What is required – Where a line below holds the string "JSON", copy that line.

==== Excerpted records

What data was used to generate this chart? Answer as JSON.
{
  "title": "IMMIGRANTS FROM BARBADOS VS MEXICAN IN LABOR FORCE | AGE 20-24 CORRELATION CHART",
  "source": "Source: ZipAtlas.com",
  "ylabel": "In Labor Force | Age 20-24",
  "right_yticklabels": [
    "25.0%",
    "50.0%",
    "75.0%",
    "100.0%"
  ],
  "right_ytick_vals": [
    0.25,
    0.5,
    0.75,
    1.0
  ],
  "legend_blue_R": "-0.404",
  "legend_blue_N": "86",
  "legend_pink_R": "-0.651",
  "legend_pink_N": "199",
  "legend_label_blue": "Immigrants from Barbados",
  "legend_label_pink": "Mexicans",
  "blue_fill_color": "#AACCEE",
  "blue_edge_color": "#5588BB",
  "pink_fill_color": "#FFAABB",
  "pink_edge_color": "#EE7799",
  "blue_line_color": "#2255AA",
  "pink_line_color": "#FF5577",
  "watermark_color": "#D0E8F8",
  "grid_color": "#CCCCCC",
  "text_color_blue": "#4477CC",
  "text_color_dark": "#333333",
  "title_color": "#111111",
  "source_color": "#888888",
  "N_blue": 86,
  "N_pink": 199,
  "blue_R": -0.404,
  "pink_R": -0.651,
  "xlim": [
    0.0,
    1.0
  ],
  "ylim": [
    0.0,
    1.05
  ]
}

========
==== Excerpted records

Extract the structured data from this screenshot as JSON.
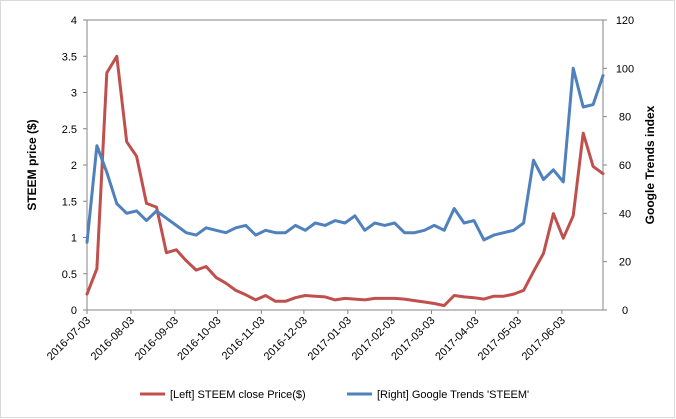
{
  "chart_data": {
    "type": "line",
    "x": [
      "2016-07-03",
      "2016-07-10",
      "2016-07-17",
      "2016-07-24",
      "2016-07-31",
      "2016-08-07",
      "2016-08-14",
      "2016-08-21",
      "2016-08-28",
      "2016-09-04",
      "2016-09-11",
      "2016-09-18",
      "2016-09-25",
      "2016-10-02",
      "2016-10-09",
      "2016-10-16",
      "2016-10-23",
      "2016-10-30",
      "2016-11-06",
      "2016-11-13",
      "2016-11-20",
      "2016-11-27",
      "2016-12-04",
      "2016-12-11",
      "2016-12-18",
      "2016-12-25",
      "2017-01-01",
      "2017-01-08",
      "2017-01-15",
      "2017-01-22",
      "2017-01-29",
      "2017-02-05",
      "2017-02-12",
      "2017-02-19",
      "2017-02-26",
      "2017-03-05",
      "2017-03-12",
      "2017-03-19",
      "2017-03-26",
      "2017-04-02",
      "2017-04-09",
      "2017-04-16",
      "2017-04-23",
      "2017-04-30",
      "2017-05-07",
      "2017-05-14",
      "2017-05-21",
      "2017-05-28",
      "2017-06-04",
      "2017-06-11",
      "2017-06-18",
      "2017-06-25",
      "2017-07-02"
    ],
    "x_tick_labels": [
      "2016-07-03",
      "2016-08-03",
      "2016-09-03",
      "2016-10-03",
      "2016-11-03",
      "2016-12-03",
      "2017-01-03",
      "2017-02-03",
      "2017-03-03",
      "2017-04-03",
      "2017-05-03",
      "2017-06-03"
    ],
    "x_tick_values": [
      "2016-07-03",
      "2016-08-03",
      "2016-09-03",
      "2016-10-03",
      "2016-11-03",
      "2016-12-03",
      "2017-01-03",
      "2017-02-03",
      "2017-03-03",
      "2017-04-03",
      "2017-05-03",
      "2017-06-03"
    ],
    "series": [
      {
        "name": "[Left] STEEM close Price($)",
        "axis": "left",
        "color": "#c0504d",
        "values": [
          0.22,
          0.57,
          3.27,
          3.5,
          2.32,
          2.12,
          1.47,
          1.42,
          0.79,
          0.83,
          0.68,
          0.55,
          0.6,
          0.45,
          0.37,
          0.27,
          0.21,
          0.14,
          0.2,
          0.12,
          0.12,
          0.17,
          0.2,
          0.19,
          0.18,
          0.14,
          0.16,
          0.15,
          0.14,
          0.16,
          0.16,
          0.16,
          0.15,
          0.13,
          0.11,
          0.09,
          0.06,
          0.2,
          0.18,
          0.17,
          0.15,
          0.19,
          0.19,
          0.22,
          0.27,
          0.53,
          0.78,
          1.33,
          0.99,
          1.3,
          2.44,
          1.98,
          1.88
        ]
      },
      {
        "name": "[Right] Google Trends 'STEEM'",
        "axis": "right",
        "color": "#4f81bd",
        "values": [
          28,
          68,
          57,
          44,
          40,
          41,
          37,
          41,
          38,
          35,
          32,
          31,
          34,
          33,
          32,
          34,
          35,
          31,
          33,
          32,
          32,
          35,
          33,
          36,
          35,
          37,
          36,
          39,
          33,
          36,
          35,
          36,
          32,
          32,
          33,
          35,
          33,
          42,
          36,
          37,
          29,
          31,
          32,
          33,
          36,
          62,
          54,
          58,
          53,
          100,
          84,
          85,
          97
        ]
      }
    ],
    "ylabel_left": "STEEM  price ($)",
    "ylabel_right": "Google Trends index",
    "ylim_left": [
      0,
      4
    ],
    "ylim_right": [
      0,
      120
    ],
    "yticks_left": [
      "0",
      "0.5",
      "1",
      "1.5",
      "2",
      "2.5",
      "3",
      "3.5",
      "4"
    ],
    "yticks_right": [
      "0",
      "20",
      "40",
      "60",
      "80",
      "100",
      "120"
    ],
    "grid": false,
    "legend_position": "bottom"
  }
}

========

The response –
What data was used to generate this chart? Answer as JSON.
Extract the structured data from this screenshot as JSON.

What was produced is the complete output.